## [LISTED ENTRIES]
/---

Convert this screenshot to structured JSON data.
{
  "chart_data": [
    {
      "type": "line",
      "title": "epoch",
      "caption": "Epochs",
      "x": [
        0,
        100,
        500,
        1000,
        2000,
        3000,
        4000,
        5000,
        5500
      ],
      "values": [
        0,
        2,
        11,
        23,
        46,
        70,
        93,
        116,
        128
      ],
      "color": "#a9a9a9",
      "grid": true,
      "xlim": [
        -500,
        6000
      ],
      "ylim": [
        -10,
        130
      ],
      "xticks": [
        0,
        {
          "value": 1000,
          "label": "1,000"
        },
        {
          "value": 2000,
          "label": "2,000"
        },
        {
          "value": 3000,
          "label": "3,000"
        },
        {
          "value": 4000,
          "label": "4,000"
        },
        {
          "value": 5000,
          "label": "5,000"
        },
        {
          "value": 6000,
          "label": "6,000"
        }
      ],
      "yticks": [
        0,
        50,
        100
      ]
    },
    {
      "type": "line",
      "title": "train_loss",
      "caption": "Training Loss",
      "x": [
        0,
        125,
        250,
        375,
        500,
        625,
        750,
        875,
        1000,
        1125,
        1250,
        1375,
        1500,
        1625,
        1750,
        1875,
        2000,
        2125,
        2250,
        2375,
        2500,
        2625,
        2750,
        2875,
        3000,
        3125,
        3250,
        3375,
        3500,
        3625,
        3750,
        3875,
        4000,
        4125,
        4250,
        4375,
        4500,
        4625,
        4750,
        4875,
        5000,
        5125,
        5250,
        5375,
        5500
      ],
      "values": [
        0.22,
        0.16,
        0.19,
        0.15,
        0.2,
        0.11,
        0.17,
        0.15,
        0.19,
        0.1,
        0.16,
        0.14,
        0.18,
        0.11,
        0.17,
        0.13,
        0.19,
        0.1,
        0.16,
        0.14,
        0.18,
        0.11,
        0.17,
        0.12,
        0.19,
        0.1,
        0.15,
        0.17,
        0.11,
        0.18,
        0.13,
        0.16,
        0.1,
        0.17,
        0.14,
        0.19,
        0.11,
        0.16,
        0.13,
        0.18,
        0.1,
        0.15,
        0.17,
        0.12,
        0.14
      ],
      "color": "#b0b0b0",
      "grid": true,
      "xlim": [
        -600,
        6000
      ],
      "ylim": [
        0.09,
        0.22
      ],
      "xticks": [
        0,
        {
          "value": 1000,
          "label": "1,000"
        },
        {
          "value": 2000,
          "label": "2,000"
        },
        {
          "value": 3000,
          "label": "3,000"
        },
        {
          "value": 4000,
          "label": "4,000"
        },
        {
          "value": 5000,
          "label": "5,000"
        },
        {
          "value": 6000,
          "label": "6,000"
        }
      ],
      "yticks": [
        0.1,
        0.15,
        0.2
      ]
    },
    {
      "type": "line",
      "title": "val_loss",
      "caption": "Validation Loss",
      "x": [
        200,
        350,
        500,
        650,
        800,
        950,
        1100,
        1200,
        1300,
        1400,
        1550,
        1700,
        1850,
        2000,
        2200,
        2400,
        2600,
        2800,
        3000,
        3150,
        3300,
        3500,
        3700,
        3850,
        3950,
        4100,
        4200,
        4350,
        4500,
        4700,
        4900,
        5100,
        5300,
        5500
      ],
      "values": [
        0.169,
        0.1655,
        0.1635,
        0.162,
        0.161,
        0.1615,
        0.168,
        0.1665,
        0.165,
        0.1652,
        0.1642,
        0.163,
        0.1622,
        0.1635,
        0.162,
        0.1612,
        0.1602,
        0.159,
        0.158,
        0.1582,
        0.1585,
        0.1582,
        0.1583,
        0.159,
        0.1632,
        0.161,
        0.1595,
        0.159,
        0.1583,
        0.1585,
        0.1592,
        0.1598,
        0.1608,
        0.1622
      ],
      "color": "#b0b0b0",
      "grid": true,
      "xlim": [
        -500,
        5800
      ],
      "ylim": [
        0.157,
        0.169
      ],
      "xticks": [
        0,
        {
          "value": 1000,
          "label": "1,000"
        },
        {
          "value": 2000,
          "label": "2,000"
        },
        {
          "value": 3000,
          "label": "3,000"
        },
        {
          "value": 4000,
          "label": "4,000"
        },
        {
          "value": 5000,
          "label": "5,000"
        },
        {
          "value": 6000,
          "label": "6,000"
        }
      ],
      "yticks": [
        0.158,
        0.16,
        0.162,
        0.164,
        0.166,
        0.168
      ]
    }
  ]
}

\---

## [WHAT IS NEEDED]
Copy out every line from the data above that has "title" in it.

## [RESULT OF THIS EXERCISE]
      "title": "epoch",
      "title": "train_loss",
      "title": "val_loss",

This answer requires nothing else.